(Data entries)
______

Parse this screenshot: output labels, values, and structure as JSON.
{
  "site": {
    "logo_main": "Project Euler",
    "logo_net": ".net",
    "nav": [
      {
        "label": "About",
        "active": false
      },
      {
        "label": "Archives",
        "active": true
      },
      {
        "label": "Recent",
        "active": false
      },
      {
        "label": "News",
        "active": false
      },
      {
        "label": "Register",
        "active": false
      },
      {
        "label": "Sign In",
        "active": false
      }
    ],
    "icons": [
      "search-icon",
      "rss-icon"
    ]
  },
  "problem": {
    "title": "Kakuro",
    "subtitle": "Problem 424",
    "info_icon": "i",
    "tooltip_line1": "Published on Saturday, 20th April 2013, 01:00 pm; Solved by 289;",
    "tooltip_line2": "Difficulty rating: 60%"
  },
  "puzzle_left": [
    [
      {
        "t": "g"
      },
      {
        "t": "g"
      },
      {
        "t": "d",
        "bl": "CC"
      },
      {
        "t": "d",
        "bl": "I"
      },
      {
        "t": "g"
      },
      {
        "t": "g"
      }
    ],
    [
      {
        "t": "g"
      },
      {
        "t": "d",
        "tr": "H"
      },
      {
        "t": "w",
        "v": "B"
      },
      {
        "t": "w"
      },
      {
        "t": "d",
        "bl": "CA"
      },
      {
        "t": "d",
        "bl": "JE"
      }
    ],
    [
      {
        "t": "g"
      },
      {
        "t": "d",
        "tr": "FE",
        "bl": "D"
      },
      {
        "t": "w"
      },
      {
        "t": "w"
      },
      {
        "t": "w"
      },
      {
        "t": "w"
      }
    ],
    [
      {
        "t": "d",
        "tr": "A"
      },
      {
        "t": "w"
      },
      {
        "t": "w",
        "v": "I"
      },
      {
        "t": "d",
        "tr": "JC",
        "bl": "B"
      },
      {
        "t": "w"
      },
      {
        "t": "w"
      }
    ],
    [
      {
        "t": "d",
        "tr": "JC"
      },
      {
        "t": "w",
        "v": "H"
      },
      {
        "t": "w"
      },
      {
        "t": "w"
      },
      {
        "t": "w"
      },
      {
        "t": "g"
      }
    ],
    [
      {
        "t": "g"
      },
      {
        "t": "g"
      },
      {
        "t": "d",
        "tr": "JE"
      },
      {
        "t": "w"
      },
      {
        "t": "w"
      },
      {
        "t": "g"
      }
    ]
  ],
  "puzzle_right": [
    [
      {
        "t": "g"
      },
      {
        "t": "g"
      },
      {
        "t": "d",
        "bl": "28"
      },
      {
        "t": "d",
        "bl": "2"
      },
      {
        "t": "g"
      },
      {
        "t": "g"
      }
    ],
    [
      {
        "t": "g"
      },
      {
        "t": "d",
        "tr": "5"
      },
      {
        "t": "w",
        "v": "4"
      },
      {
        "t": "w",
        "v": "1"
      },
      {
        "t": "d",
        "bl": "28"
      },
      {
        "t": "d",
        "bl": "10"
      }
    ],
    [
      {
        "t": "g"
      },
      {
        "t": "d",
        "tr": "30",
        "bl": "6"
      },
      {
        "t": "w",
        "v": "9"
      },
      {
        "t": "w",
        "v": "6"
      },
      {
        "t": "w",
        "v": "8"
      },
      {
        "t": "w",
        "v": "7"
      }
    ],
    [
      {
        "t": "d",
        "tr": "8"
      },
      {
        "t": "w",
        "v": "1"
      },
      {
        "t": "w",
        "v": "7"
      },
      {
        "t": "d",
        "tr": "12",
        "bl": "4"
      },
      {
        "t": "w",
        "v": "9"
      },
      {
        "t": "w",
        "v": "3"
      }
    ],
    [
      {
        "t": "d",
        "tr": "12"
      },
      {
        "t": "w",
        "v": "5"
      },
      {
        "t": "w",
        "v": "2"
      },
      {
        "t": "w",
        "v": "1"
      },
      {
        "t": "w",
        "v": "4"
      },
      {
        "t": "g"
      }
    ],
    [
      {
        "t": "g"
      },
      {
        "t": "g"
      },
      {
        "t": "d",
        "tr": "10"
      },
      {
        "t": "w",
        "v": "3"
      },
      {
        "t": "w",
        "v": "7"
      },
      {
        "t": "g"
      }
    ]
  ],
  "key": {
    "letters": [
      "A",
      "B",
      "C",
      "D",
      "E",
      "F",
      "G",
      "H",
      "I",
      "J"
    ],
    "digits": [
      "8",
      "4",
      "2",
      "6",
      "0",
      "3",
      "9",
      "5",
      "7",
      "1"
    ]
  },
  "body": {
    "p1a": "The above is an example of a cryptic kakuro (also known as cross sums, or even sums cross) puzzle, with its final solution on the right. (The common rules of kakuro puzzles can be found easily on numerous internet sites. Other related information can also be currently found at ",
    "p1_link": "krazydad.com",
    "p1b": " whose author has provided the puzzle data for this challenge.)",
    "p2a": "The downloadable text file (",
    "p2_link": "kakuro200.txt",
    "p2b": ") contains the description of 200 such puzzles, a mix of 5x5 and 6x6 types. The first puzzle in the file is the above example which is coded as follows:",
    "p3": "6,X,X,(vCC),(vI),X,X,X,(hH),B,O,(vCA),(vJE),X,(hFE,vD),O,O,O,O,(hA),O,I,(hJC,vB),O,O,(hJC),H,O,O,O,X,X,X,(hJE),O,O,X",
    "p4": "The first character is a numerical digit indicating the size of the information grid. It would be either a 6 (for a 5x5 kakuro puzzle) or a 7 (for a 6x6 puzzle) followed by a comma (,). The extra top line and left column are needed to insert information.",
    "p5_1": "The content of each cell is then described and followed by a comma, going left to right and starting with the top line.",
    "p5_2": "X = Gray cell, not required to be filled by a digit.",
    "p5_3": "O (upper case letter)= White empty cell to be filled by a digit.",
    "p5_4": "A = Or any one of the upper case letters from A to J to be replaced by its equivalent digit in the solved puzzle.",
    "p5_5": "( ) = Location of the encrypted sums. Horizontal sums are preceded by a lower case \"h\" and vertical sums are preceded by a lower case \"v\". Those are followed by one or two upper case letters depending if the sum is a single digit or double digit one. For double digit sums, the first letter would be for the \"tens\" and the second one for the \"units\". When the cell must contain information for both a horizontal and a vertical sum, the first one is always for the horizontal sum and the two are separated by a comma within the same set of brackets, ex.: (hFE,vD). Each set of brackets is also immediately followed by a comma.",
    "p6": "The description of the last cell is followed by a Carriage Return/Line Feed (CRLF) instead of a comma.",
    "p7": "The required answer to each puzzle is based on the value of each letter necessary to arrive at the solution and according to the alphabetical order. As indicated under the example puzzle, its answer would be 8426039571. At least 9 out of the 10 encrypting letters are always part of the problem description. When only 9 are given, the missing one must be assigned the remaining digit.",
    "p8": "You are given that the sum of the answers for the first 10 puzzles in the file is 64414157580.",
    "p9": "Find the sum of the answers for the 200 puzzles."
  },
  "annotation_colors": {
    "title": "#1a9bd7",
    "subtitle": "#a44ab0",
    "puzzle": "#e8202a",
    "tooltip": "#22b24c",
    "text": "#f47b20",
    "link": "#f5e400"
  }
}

______

Work required: Pick out and copy every line that contains the word "first".

Solution:
    "p2b": ") contains the description of 200 such puzzles, a mix of 5x5 and 6x6 types. The first puzzle in the file is the above example which is coded as follows:",
    "p4": "The first character is a numerical digit indicating the size of the information grid. It would be either a 6 (for a 5x5 kakuro puzzle) or a 7 (for a 6x6 puzzle) followed by a comma (,). The extra top line and left column are needed to insert information.",
    "p5_5": "( ) = Location of the encrypted sums. Horizontal sums are preceded by a lower case \"h\" and vertical sums are preceded by a lower case \"v\". Those are followed by one or two upper case letters depending if the sum is a single digit or double digit one. For double digit sums, the first letter would be for the \"tens\" and the second one for the \"units\". When the cell must contain information for both a horizontal and a vertical sum, the first one is always for the horizontal sum and the two are separated by a comma within the same set of brackets, ex.: (hFE,vD). Each set of brackets is also immediately followed by a comma.",
    "p8": "You are given that the sum of the answers for the first 10 puzzles in the file is 64414157580.",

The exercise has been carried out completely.